-- start Provided records --
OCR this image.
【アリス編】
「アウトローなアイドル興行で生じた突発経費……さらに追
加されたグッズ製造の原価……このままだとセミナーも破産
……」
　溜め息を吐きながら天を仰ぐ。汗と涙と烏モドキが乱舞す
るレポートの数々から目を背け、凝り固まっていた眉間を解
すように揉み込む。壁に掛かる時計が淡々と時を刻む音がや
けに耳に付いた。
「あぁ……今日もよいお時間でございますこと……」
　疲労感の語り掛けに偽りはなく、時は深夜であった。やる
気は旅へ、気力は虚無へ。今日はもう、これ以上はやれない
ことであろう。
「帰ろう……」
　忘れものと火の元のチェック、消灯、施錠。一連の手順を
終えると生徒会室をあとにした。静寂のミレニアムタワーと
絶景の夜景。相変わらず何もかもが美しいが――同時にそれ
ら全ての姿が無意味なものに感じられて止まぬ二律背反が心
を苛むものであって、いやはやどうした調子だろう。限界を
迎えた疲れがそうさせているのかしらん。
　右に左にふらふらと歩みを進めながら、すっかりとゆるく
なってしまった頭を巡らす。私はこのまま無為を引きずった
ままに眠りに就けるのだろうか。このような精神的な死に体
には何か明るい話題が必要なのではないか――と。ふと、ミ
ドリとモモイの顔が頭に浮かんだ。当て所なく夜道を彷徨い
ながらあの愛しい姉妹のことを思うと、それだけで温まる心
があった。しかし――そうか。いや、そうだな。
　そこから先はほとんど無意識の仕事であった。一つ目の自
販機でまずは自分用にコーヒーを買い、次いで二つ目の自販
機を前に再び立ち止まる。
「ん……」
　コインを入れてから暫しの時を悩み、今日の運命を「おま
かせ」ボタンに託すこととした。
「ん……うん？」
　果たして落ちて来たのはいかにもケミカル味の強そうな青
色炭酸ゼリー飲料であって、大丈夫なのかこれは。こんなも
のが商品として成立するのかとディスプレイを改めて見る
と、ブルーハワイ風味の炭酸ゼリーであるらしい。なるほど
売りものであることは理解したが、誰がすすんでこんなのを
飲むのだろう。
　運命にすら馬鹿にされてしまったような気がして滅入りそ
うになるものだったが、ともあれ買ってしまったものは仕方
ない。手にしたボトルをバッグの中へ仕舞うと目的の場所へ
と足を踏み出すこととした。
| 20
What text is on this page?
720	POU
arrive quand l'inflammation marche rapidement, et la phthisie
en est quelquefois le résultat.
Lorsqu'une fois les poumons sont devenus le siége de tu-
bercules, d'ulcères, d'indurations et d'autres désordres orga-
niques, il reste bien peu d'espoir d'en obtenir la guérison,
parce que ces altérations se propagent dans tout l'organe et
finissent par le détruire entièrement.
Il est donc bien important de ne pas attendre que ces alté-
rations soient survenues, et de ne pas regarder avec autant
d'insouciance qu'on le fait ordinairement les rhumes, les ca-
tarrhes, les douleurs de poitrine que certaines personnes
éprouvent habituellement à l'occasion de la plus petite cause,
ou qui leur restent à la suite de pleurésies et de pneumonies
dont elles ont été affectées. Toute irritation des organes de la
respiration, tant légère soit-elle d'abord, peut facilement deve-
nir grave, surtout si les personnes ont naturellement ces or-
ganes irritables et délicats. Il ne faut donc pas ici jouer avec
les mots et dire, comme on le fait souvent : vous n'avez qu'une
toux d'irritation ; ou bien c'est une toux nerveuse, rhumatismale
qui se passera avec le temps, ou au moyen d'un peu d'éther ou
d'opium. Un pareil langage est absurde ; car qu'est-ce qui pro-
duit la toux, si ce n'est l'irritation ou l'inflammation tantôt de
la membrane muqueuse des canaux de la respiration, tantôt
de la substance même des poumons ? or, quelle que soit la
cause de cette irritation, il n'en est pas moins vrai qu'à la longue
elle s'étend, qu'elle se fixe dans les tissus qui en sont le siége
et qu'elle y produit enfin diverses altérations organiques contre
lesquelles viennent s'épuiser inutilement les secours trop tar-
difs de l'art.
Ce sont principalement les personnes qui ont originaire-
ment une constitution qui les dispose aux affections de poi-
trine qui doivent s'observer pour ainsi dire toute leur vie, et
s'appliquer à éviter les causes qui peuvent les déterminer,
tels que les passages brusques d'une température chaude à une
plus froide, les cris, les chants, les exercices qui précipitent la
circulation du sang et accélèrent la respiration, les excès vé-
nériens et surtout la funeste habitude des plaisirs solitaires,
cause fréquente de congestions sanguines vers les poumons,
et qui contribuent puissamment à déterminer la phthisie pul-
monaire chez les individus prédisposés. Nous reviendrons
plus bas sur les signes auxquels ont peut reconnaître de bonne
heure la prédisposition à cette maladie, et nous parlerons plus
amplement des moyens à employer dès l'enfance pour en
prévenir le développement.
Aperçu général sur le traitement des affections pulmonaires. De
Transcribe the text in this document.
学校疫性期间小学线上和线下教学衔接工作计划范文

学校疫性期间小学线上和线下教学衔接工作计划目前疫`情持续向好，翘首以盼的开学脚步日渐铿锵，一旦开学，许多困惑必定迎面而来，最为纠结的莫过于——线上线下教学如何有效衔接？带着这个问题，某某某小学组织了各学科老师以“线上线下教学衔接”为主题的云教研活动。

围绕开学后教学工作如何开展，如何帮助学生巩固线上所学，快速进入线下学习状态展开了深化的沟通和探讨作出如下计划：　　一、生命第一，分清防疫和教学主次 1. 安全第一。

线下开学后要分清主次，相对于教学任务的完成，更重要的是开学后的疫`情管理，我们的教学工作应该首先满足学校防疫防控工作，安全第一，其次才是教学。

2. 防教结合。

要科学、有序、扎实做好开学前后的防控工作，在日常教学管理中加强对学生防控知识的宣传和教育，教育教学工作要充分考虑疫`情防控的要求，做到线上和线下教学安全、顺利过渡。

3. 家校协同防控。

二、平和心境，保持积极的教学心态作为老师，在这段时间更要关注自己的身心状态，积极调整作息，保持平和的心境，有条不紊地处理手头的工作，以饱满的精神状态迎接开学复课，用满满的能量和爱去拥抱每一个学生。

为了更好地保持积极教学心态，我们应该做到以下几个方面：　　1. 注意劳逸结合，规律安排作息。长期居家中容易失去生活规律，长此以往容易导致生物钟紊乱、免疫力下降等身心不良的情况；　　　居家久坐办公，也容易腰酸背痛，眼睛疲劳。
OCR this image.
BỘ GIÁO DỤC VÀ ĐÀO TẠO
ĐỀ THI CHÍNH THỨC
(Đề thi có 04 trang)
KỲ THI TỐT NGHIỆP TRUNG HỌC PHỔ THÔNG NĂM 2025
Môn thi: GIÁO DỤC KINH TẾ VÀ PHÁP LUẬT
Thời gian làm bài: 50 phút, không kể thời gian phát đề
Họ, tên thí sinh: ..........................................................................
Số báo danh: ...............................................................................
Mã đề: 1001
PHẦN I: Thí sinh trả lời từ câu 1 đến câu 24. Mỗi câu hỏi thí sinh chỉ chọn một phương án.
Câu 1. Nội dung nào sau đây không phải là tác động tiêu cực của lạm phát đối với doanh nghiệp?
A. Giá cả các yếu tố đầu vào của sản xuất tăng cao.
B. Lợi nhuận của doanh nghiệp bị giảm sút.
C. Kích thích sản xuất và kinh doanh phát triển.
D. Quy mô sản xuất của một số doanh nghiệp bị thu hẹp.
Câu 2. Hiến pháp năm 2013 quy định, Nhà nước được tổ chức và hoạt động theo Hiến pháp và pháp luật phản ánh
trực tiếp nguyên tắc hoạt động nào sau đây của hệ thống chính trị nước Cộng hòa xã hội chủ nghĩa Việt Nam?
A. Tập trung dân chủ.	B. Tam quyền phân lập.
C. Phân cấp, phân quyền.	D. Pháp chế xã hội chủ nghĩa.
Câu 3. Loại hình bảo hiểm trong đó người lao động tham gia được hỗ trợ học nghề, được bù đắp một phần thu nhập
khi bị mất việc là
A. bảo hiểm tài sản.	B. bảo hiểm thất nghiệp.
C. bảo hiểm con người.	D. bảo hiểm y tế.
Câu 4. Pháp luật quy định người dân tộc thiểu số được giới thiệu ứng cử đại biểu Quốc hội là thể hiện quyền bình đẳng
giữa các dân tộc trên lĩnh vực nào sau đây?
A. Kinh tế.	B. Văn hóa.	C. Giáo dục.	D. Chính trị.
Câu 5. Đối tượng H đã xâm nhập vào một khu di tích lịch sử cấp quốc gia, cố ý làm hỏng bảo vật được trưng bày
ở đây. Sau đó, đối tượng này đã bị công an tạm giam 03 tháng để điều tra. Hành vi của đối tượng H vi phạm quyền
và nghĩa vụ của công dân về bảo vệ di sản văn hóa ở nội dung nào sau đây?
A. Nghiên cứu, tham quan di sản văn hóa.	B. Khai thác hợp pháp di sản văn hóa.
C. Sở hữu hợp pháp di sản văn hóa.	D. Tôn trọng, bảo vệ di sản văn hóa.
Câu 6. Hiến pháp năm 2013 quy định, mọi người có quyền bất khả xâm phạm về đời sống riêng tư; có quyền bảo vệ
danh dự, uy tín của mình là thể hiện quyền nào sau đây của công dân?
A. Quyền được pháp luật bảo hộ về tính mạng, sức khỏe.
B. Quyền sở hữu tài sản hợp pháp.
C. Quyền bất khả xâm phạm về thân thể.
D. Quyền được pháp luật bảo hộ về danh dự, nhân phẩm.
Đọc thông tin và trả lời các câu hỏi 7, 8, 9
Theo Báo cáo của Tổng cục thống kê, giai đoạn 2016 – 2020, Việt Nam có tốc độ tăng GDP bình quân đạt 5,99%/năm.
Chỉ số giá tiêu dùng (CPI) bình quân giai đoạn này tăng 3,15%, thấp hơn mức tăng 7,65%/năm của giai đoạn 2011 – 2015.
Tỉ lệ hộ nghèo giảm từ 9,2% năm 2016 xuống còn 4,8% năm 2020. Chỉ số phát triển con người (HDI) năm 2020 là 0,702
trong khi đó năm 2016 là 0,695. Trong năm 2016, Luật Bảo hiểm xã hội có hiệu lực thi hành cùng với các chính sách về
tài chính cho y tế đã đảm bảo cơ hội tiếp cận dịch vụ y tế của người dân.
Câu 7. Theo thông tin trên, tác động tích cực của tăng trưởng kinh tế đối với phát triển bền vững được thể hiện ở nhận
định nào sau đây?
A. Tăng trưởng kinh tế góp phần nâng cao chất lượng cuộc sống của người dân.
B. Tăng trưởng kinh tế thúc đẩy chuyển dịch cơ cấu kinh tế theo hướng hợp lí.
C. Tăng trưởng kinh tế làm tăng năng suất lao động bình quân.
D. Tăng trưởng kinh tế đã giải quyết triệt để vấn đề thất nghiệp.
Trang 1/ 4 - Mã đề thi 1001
-- end Provided records --
**What the exercise asks:** Scan the listing above for the word "peut" and copy every line that holds it.

**Complete output:**
respiration, tant légère soit-elle d'abord, peut facilement deve-
plus bas sur les signes auxquels ont peut reconnaître de bonne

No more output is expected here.